■ STATED PROBLEM: From the listing, collect all lines containing the word "seed".

■ Collection entries:
● ● ● ● ● ● ●
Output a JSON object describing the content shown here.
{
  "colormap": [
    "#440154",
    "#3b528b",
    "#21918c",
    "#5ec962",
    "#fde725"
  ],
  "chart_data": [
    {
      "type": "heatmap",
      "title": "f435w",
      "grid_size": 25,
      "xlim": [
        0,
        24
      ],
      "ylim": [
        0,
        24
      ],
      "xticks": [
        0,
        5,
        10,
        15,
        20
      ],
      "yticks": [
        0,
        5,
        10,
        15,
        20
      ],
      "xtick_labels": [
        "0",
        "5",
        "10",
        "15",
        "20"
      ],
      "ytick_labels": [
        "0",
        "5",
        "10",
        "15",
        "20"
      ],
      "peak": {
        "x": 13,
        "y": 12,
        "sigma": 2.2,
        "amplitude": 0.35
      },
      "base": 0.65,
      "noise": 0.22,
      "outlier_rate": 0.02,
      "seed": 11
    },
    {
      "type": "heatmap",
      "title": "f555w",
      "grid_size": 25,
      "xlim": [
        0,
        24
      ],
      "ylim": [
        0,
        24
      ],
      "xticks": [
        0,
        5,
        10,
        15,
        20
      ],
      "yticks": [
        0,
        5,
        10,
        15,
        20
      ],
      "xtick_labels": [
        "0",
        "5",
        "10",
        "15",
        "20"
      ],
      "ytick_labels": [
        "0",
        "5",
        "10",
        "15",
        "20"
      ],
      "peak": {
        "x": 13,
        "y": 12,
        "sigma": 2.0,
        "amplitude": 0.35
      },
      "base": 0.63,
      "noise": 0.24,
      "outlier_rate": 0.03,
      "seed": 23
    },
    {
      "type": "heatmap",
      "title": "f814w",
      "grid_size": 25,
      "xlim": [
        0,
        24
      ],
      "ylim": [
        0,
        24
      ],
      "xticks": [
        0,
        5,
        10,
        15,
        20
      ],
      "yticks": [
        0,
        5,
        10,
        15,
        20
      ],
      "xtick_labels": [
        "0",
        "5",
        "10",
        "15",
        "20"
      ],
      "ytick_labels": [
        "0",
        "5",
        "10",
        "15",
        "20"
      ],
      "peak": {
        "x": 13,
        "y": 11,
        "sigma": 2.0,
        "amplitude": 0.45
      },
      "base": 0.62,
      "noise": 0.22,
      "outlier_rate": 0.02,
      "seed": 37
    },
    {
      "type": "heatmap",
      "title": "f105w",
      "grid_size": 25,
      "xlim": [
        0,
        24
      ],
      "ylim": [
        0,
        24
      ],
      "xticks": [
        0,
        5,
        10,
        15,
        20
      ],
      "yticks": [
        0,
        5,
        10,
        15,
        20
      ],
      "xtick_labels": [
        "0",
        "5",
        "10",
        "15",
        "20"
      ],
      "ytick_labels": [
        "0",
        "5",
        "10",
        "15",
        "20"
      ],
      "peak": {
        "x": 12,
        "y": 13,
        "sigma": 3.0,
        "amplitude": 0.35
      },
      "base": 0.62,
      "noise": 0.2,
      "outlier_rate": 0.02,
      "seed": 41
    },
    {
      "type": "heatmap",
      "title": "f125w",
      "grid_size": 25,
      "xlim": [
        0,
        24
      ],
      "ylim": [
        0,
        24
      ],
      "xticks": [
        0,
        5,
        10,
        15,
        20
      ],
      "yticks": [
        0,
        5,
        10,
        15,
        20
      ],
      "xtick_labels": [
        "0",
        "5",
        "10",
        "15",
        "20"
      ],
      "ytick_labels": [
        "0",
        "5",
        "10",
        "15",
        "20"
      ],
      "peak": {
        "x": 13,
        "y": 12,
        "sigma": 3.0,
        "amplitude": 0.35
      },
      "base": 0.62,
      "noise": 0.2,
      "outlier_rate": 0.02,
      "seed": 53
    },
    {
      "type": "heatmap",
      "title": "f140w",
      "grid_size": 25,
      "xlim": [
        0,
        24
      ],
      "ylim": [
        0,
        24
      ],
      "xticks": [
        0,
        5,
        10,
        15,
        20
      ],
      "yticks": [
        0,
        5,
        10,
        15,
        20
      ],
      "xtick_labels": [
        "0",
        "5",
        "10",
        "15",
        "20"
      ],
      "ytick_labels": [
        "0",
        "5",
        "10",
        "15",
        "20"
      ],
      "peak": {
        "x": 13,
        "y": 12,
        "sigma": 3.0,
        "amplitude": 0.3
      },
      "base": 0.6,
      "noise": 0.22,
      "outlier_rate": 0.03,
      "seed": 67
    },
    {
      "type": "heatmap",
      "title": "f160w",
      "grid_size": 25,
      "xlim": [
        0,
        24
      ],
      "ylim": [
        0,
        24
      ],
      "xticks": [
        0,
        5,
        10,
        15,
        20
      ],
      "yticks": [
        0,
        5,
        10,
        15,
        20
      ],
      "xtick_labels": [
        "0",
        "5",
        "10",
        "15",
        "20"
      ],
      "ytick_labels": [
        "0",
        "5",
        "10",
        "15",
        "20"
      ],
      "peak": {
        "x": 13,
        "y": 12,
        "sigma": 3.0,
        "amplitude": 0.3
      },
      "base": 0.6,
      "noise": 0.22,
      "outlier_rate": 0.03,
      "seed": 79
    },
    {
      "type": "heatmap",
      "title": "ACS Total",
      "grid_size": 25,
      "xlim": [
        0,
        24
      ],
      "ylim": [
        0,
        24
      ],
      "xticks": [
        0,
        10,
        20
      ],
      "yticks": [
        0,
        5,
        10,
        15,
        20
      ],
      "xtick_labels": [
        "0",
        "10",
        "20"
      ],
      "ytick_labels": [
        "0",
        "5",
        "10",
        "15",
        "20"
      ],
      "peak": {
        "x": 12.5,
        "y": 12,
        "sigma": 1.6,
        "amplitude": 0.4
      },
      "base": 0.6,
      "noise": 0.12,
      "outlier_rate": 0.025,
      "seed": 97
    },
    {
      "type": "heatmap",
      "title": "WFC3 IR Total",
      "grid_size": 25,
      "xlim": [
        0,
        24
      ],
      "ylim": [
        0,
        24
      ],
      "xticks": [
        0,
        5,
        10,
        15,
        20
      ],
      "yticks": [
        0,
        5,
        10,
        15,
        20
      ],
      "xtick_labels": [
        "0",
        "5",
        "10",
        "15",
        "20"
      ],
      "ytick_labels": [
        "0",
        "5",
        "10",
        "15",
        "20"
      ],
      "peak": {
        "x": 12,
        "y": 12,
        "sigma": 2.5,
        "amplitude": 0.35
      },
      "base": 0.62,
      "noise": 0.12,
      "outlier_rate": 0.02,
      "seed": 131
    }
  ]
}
● ● ● ● ● ● ●
■ RESPONSE TO THIS EXERCISE:
      "seed": 11
      "seed": 23
      "seed": 37
      "seed": 41
      "seed": 53
      "seed": 67
      "seed": 79
      "seed": 97
      "seed": 131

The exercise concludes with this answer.